====== Dataset excerpts ======

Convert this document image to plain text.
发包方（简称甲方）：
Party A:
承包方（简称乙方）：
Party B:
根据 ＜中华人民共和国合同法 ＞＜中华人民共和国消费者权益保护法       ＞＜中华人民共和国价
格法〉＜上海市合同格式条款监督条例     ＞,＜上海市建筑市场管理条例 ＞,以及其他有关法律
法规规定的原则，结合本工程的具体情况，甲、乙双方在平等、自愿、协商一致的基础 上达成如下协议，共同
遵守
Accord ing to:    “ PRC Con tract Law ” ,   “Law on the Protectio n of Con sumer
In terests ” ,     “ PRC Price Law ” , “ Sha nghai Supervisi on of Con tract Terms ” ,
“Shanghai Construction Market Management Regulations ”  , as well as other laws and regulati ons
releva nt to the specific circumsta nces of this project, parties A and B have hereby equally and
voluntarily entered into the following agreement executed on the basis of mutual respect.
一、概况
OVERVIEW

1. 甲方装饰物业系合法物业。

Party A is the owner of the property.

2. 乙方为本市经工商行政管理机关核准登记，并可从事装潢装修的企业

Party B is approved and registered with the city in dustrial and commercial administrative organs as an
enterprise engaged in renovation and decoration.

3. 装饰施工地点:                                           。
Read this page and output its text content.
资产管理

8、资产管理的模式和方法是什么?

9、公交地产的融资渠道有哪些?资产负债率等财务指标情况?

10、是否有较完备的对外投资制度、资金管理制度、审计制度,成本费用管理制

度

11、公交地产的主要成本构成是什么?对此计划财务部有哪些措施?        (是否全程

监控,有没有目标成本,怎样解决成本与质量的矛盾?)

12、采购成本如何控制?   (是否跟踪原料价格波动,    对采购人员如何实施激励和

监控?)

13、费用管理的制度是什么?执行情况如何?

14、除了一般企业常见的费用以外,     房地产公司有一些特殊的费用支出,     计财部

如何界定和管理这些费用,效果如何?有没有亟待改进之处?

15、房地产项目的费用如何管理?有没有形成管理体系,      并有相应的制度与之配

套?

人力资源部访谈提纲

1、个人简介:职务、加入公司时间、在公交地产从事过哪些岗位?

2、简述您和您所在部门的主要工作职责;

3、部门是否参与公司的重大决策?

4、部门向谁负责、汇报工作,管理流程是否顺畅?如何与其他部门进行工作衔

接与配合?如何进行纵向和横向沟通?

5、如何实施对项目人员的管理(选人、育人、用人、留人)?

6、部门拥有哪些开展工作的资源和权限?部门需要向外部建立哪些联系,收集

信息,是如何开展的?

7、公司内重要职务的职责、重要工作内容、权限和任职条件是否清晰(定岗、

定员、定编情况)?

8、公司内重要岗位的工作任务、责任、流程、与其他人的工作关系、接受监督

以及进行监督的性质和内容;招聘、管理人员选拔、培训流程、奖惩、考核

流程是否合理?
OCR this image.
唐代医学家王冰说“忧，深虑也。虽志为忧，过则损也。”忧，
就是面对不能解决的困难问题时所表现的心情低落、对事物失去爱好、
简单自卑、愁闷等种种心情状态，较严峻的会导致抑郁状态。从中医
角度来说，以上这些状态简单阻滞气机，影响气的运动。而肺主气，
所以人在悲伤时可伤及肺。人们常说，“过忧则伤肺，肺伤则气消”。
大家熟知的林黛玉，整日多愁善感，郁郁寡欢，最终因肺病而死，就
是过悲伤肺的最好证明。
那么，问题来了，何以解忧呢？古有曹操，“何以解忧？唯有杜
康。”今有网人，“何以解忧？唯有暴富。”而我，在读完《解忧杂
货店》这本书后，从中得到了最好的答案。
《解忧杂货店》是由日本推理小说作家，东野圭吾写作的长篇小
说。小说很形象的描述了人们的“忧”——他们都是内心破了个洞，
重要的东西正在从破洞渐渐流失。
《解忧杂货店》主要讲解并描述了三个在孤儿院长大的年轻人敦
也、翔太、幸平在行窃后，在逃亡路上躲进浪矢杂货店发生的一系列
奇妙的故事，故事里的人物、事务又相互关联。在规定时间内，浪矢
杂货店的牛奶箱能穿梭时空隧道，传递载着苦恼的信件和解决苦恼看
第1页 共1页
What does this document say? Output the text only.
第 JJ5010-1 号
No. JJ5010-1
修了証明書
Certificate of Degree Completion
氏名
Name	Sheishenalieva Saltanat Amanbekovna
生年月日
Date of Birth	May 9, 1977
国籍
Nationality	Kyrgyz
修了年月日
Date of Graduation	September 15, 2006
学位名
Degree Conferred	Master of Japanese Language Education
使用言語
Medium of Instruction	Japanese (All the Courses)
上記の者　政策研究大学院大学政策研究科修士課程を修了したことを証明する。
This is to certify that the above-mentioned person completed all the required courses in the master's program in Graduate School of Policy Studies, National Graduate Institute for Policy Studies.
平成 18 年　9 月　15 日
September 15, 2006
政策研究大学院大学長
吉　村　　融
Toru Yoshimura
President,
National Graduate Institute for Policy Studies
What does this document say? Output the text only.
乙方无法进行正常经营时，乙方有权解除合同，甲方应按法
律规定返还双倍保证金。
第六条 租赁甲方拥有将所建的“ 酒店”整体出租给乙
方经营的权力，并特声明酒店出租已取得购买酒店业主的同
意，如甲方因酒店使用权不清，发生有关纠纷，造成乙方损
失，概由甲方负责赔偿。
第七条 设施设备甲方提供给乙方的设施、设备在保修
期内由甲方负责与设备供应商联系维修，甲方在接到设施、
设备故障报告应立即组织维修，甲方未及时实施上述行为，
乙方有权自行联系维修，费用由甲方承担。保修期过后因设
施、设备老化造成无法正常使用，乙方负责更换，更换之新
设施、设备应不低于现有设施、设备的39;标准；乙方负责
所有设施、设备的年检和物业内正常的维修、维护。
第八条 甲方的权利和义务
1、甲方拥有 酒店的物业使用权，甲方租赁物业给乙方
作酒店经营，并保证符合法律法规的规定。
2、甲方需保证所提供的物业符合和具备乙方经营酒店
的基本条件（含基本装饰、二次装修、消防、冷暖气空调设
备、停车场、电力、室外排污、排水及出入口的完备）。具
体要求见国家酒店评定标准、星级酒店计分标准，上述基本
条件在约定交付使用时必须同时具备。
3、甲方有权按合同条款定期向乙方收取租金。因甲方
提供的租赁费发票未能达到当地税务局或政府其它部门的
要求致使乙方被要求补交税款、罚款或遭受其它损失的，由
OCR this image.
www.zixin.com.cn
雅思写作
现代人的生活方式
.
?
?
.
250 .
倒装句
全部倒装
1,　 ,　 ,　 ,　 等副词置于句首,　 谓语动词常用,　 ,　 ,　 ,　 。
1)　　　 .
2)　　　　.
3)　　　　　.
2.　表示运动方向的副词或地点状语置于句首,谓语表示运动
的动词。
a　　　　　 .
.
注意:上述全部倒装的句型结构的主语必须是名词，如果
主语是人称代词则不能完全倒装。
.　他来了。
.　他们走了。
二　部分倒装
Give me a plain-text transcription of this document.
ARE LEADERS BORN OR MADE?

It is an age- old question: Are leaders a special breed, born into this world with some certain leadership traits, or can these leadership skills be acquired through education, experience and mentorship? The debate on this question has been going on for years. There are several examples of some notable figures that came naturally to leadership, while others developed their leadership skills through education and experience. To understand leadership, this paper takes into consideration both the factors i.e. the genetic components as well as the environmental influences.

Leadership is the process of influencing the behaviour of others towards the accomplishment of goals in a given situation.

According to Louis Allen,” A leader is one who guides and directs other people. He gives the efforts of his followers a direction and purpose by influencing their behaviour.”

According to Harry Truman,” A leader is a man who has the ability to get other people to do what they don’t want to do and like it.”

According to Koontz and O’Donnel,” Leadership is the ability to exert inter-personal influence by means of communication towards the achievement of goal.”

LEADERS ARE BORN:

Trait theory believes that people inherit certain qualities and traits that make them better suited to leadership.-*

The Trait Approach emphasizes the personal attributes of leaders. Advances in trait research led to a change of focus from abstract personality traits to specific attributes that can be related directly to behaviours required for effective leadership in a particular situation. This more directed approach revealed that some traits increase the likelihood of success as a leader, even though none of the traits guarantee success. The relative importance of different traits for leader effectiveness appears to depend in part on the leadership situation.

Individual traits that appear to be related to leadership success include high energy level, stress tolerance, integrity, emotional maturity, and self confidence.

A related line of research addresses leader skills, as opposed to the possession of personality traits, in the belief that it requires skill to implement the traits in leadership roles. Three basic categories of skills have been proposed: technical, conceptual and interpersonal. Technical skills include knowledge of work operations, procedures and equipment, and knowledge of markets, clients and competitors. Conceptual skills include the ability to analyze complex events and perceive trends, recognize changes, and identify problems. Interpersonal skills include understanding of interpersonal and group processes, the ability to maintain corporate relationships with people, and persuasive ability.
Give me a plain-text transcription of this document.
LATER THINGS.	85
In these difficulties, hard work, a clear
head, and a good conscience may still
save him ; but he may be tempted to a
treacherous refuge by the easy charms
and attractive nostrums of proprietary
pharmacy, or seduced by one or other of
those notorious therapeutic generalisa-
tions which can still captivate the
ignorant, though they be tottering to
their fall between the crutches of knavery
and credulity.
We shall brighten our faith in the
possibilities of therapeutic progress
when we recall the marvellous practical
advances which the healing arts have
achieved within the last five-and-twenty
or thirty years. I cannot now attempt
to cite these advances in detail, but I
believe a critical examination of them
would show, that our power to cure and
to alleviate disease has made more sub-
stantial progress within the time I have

======

Gather all lines with the string "within" from the data.

» Answer below:
achieved within the last five-and-twenty
stantial progress within the time I have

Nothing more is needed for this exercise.